Written request:
Repeat the material exactly, every line of it.

--- Start of Rows ---

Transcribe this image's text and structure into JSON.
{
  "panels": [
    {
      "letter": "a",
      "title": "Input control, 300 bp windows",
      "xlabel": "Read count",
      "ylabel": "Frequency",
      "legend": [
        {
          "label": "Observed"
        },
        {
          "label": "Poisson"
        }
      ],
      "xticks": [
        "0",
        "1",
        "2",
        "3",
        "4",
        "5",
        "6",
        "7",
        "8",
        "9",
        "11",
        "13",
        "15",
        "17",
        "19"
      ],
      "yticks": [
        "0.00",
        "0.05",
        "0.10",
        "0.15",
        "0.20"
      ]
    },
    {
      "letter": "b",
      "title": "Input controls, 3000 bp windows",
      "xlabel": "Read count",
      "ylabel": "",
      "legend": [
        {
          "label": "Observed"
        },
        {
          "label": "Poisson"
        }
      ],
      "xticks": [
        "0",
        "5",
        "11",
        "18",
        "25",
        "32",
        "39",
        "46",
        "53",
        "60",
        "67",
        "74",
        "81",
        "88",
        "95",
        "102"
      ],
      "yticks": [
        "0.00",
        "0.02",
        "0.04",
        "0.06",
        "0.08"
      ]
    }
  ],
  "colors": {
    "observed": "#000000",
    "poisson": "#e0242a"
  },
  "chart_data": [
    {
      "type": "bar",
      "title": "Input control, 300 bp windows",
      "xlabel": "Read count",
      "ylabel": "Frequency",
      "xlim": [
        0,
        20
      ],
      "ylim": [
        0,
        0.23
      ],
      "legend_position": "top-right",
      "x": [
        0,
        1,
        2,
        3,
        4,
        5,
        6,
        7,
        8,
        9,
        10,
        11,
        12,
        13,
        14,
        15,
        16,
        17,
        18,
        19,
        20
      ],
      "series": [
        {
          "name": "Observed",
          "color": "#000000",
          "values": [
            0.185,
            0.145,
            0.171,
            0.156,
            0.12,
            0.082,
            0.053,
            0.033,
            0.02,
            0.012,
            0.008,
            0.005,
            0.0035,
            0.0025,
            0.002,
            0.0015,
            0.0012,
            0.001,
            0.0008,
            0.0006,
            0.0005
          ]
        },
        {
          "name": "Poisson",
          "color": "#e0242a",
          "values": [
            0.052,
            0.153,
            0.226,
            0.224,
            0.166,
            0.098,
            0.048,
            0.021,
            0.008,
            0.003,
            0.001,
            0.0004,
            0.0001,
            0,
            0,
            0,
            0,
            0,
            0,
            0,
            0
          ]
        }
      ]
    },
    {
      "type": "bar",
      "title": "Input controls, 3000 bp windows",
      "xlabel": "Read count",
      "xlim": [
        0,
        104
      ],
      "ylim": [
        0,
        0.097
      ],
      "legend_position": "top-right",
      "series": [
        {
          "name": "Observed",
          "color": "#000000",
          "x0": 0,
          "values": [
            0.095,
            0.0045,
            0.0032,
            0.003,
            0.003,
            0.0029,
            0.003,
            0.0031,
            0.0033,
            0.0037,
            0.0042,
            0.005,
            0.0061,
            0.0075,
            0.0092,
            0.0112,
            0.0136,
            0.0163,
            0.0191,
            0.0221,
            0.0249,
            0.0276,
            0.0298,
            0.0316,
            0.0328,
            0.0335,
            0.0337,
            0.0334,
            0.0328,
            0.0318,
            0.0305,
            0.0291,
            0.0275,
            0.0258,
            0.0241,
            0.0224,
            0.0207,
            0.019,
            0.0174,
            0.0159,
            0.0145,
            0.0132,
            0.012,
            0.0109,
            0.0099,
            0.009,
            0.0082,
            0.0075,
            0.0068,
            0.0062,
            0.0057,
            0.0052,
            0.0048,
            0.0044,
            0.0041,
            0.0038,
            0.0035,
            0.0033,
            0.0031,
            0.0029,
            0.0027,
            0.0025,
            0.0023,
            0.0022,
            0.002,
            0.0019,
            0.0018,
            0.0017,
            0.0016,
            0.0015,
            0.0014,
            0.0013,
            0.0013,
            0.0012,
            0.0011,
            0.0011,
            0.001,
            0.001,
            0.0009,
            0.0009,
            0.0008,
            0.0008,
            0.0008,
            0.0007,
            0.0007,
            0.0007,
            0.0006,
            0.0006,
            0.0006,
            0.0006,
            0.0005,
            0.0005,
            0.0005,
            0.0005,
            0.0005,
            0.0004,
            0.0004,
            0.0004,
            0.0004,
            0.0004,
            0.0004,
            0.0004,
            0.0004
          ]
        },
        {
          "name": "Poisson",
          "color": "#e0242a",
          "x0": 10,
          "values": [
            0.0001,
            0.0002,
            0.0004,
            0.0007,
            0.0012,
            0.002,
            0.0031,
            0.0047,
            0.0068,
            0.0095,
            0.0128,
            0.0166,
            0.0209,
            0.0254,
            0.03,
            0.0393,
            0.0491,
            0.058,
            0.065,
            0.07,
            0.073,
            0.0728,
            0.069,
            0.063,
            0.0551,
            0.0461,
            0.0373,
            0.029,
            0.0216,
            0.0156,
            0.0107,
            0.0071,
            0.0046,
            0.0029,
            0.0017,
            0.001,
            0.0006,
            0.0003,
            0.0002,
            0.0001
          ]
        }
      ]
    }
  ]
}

--- End of Rows ---

Exercise response:
Transcribe this image's text and structure into JSON.
{
  "panels": [
    {
      "letter": "a",
      "title": "Input control, 300 bp windows",
      "xlabel": "Read count",
      "ylabel": "Frequency",
      "legend": [
        {
          "label": "Observed"
        },
        {
          "label": "Poisson"
        }
      ],
      "xticks": [
        "0",
        "1",
        "2",
        "3",
        "4",
        "5",
        "6",
        "7",
        "8",
        "9",
        "11",
        "13",
        "15",
        "17",
        "19"
      ],
      "yticks": [
        "0.00",
        "0.05",
        "0.10",
        "0.15",
        "0.20"
      ]
    },
    {
      "letter": "b",
      "title": "Input controls, 3000 bp windows",
      "xlabel": "Read count",
      "ylabel": "",
      "legend": [
        {
          "label": "Observed"
        },
        {
          "label": "Poisson"
        }
      ],
      "xticks": [
        "0",
        "5",
        "11",
        "18",
        "25",
        "32",
        "39",
        "46",
        "53",
        "60",
        "67",
        "74",
        "81",
        "88",
        "95",
        "102"
      ],
      "yticks": [
        "0.00",
        "0.02",
        "0.04",
        "0.06",
        "0.08"
      ]
    }
  ],
  "colors": {
    "observed": "#000000",
    "poisson": "#e0242a"
  },
  "chart_data": [
    {
      "type": "bar",
      "title": "Input control, 300 bp windows",
      "xlabel": "Read count",
      "ylabel": "Frequency",
      "xlim": [
        0,
        20
      ],
      "ylim": [
        0,
        0.23
      ],
      "legend_position": "top-right",
      "x": [
        0,
        1,
        2,
        3,
        4,
        5,
        6,
        7,
        8,
        9,
        10,
        11,
        12,
        13,
        14,
        15,
        16,
        17,
        18,
        19,
        20
      ],
      "series": [
        {
          "name": "Observed",
          "color": "#000000",
          "values": [
            0.185,
            0.145,
            0.171,
            0.156,
            0.12,
            0.082,
            0.053,
            0.033,
            0.02,
            0.012,
            0.008,
            0.005,
            0.0035,
            0.0025,
            0.002,
            0.0015,
            0.0012,
            0.001,
            0.0008,
            0.0006,
            0.0005
          ]
        },
        {
          "name": "Poisson",
          "color": "#e0242a",
          "values": [
            0.052,
            0.153,
            0.226,
            0.224,
            0.166,
            0.098,
            0.048,
            0.021,
            0.008,
            0.003,
            0.001,
            0.0004,
            0.0001,
            0,
            0,
            0,
            0,
            0,
            0,
            0,
            0
          ]
        }
      ]
    },
    {
      "type": "bar",
      "title": "Input controls, 3000 bp windows",
      "xlabel": "Read count",
      "xlim": [
        0,
        104
      ],
      "ylim": [
        0,
        0.097
      ],
      "legend_position": "top-right",
      "series": [
        {
          "name": "Observed",
          "color": "#000000",
          "x0": 0,
          "values": [
            0.095,
            0.0045,
            0.0032,
            0.003,
            0.003,
            0.0029,
            0.003,
            0.0031,
            0.0033,
            0.0037,
            0.0042,
            0.005,
            0.0061,
            0.0075,
            0.0092,
            0.0112,
            0.0136,
            0.0163,
            0.0191,
            0.0221,
            0.0249,
            0.0276,
            0.0298,
            0.0316,
            0.0328,
            0.0335,
            0.0337,
            0.0334,
            0.0328,
            0.0318,
            0.0305,
            0.0291,
            0.0275,
            0.0258,
            0.0241,
            0.0224,
            0.0207,
            0.019,
            0.0174,
            0.0159,
            0.0145,
            0.0132,
            0.012,
            0.0109,
            0.0099,
            0.009,
            0.0082,
            0.0075,
            0.0068,
            0.0062,
            0.0057,
            0.0052,
            0.0048,
            0.0044,
            0.0041,
            0.0038,
            0.0035,
            0.0033,
            0.0031,
            0.0029,
            0.0027,
            0.0025,
            0.0023,
            0.0022,
            0.002,
            0.0019,
            0.0018,
            0.0017,
            0.0016,
            0.0015,
            0.0014,
            0.0013,
            0.0013,
            0.0012,
            0.0011,
            0.0011,
            0.001,
            0.001,
            0.0009,
            0.0009,
            0.0008,
            0.0008,
            0.0008,
            0.0007,
            0.0007,
            0.0007,
            0.0006,
            0.0006,
            0.0006,
            0.0006,
            0.0005,
            0.0005,
            0.0005,
            0.0005,
            0.0005,
            0.0004,
            0.0004,
            0.0004,
            0.0004,
            0.0004,
            0.0004,
            0.0004,
            0.0004
          ]
        },
        {
          "name": "Poisson",
          "color": "#e0242a",
          "x0": 10,
          "values": [
            0.0001,
            0.0002,
            0.0004,
            0.0007,
            0.0012,
            0.002,
            0.0031,
            0.0047,
            0.0068,
            0.0095,
            0.0128,
            0.0166,
            0.0209,
            0.0254,
            0.03,
            0.0393,
            0.0491,
            0.058,
            0.065,
            0.07,
            0.073,
            0.0728,
            0.069,
            0.063,
            0.0551,
            0.0461,
            0.0373,
            0.029,
            0.0216,
            0.0156,
            0.0107,
            0.0071,
            0.0046,
            0.0029,
            0.0017,
            0.001,
            0.0006,
            0.0003,
            0.0002,
            0.0001
          ]
        }
      ]
    }
  ]
}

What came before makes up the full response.